■ **Exercise goal**:
Return all lines with the word "this" in them.

:::::

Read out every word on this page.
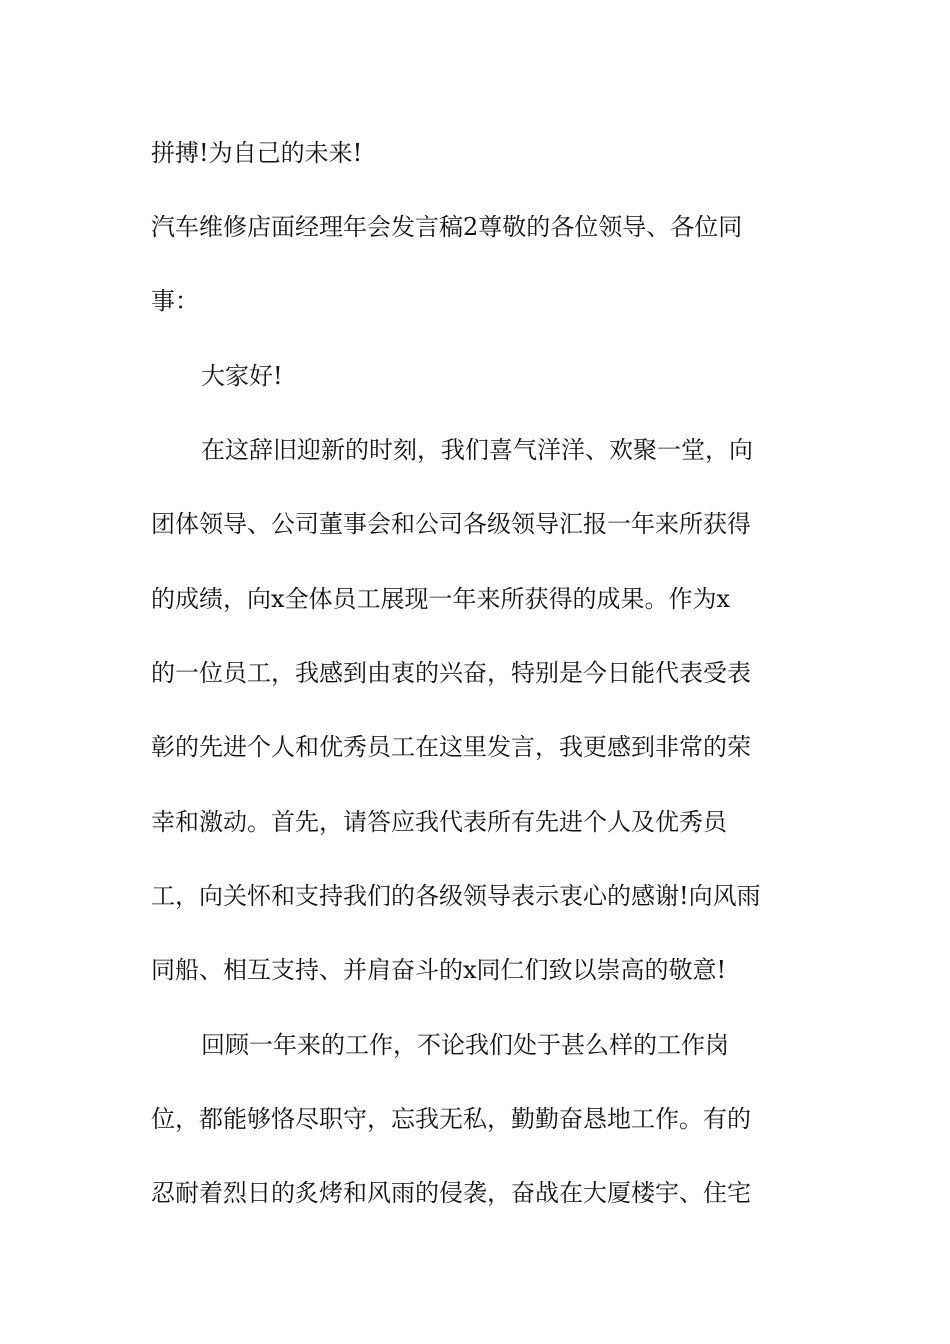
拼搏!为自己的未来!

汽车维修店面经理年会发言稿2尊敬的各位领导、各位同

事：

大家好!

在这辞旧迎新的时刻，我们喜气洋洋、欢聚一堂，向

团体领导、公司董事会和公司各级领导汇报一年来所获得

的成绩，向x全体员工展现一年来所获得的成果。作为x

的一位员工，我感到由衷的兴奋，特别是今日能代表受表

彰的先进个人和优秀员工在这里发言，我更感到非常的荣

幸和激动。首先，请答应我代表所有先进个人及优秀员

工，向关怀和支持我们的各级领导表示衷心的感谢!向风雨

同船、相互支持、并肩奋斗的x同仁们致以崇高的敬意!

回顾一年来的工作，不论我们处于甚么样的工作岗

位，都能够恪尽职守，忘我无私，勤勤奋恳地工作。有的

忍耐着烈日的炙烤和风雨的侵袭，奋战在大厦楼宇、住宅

:::::

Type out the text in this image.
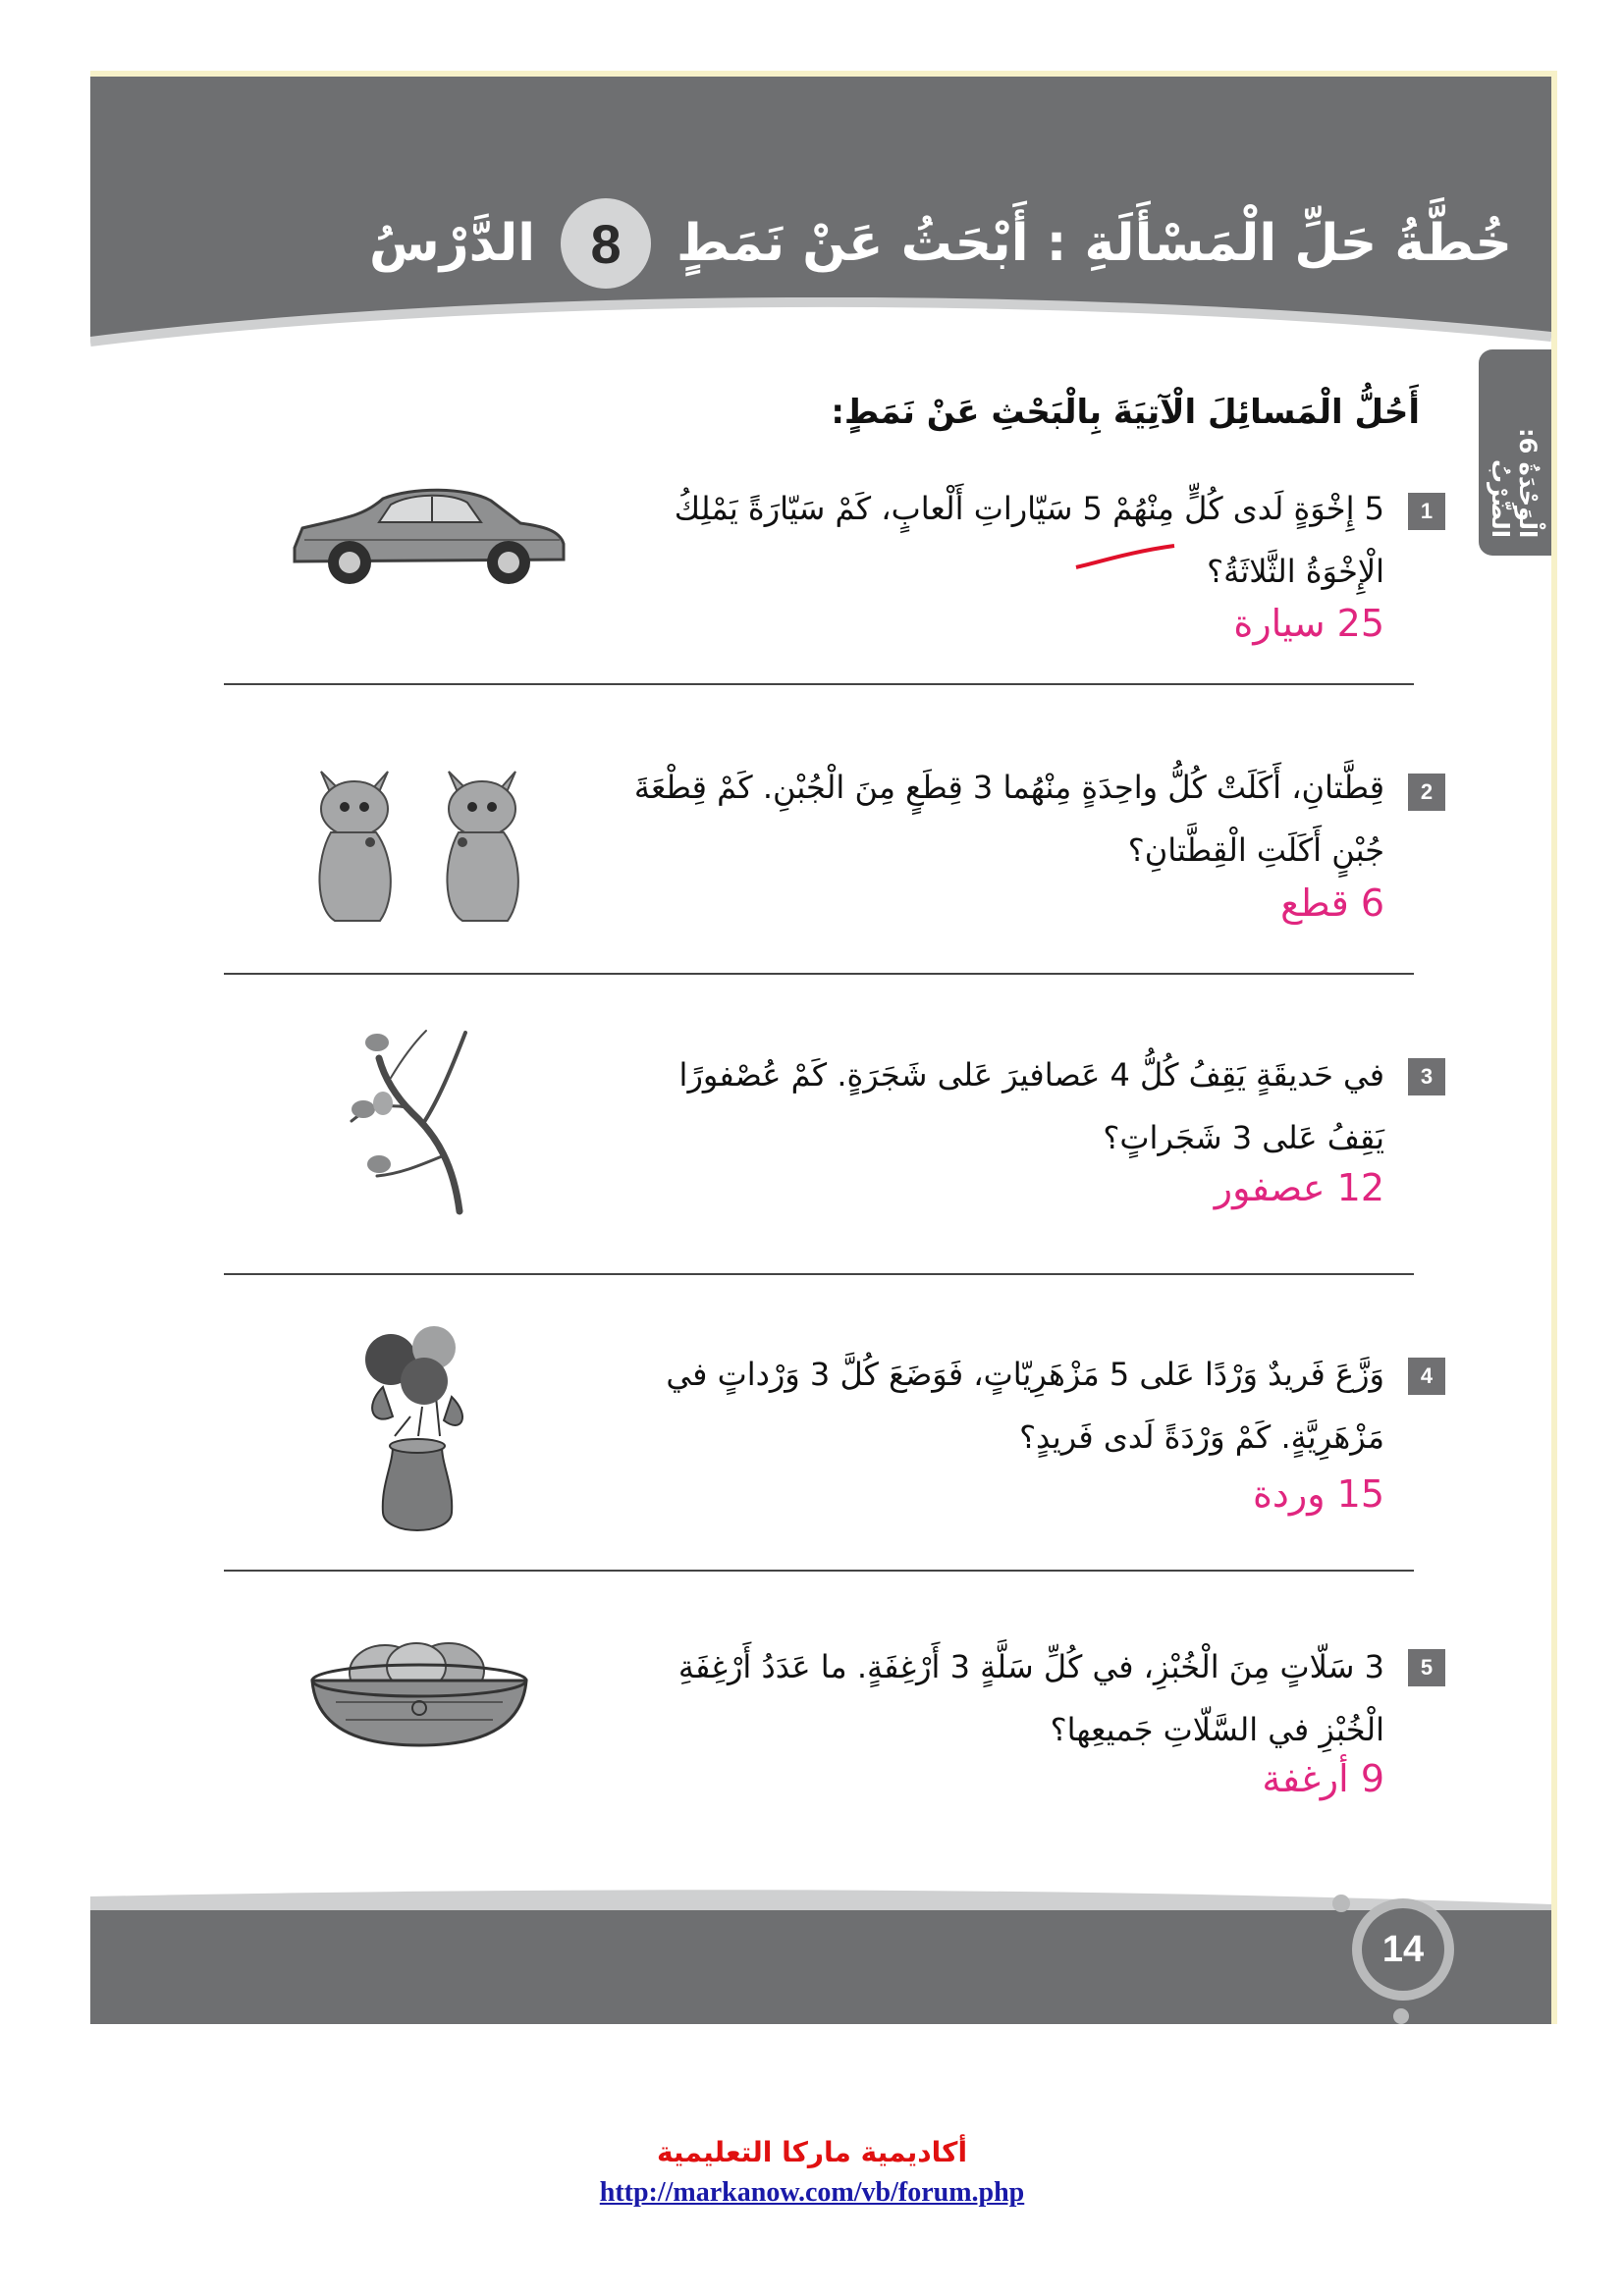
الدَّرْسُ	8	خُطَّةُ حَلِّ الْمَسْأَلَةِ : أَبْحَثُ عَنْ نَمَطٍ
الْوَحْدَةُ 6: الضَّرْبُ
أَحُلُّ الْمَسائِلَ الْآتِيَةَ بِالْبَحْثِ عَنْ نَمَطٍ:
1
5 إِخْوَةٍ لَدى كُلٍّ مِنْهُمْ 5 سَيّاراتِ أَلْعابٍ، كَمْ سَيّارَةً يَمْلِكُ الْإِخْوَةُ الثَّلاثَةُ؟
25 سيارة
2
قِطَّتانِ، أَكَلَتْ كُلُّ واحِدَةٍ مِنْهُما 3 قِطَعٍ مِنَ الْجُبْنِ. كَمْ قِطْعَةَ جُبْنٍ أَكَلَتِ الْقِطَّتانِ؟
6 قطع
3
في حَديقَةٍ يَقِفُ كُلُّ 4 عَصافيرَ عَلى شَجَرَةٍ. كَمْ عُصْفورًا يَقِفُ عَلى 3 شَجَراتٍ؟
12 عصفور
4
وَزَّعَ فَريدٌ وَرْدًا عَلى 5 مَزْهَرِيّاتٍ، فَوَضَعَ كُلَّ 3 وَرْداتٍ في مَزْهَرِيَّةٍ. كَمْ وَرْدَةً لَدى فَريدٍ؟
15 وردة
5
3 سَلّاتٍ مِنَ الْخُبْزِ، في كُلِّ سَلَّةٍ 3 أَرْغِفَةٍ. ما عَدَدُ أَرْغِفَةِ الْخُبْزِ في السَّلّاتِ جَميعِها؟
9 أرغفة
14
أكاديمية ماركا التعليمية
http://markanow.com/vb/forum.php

:::::

■ **The solution**:
Read out every word on this page.
Type out the text in this image.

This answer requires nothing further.